▼▼▼

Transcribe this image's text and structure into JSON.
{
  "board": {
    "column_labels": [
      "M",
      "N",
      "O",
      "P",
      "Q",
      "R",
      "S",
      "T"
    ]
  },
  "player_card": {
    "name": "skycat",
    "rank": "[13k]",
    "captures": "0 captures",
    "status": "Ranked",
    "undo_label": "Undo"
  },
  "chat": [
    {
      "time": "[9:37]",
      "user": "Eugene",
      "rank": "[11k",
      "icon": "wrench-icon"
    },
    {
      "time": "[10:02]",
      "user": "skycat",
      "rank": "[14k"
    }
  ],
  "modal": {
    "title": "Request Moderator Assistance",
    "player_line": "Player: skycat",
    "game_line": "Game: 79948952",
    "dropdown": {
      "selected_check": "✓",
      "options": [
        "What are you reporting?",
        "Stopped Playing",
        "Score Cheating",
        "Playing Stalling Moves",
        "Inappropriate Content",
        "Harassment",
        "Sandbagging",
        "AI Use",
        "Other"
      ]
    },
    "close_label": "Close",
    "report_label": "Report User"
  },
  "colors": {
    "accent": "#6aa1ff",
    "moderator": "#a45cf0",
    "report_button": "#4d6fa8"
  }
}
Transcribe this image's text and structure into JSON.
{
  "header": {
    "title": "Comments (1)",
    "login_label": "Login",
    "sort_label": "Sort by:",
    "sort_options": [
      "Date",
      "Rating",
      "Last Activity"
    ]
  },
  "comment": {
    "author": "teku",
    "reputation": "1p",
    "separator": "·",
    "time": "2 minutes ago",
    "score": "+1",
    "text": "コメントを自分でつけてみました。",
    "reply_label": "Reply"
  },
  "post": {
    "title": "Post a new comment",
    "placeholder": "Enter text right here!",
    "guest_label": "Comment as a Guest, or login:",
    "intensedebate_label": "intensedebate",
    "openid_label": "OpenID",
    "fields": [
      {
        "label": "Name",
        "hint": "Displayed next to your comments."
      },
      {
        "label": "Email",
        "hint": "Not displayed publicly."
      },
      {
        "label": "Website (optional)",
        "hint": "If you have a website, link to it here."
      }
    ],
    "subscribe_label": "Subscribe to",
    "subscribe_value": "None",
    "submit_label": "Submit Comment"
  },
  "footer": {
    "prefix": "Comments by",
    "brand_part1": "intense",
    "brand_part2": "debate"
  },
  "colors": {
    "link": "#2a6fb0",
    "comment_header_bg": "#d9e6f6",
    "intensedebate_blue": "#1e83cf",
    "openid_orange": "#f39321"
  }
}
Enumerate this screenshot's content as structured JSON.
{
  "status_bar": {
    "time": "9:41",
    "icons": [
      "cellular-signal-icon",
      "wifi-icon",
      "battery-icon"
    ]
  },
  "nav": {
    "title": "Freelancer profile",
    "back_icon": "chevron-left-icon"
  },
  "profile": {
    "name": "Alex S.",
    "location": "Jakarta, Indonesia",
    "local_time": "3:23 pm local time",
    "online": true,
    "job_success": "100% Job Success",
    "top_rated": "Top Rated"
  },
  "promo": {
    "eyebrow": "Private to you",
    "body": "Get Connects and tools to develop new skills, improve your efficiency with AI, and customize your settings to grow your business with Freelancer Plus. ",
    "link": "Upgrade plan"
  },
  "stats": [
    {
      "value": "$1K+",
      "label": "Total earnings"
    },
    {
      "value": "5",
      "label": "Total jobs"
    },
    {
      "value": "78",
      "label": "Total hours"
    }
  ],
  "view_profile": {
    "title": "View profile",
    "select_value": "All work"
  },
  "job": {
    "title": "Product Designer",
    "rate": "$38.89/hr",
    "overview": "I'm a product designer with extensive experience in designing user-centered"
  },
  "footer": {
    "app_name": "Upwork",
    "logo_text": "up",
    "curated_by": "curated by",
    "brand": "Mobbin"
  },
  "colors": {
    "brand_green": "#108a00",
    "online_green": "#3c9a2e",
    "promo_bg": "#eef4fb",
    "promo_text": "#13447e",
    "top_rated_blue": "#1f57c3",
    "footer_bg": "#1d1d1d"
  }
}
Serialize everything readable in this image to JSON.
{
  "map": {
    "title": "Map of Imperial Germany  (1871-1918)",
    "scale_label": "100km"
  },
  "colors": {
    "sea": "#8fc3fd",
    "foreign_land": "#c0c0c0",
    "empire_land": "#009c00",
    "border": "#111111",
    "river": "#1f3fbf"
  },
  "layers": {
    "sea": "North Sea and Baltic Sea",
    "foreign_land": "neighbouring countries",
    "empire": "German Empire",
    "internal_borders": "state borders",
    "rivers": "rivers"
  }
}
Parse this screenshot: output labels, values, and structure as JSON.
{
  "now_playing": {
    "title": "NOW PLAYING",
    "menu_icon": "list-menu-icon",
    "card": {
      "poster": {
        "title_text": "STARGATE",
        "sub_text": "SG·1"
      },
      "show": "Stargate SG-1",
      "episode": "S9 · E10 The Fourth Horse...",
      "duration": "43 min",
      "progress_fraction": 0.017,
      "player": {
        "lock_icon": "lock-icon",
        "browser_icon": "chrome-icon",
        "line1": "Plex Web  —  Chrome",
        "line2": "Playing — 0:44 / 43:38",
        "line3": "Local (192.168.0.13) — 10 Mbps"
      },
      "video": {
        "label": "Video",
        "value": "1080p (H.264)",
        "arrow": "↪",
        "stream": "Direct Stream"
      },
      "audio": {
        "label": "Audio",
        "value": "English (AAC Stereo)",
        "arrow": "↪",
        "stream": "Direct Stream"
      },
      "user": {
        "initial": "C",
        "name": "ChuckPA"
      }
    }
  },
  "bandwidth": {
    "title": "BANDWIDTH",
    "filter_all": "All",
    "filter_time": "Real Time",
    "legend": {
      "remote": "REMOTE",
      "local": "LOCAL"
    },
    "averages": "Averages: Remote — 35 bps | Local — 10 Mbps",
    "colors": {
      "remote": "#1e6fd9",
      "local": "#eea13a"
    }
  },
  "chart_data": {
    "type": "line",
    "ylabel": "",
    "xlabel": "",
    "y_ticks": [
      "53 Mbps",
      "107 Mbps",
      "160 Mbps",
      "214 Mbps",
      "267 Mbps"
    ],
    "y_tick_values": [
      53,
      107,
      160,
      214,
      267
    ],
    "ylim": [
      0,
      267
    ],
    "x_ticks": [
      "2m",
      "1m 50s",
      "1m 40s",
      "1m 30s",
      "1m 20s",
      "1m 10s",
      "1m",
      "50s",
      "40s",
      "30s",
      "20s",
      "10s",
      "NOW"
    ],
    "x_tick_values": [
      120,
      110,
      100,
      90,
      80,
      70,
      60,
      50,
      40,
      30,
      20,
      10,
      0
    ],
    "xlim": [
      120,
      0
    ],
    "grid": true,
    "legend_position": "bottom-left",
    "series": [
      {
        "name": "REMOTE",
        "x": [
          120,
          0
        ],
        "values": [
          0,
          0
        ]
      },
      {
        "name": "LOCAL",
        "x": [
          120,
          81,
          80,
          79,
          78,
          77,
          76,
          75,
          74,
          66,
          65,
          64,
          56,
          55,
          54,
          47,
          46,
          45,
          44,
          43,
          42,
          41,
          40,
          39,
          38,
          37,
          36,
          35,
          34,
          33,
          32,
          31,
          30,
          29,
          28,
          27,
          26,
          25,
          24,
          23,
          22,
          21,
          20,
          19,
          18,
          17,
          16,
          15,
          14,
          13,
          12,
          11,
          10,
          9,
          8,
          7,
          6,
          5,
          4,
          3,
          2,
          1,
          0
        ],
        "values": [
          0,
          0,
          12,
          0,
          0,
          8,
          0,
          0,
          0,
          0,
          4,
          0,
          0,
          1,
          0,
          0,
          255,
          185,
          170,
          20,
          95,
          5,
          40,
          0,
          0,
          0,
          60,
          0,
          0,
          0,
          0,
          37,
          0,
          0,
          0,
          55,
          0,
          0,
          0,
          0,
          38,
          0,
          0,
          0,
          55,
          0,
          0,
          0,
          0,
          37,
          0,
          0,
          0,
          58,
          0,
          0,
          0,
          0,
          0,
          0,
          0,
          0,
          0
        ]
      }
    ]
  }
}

▲▲▲

> **PROBLEM STATEMENT**:
Write down only the number of lines that contain the string "hint" in the listing.

> **SOLUTION**:
3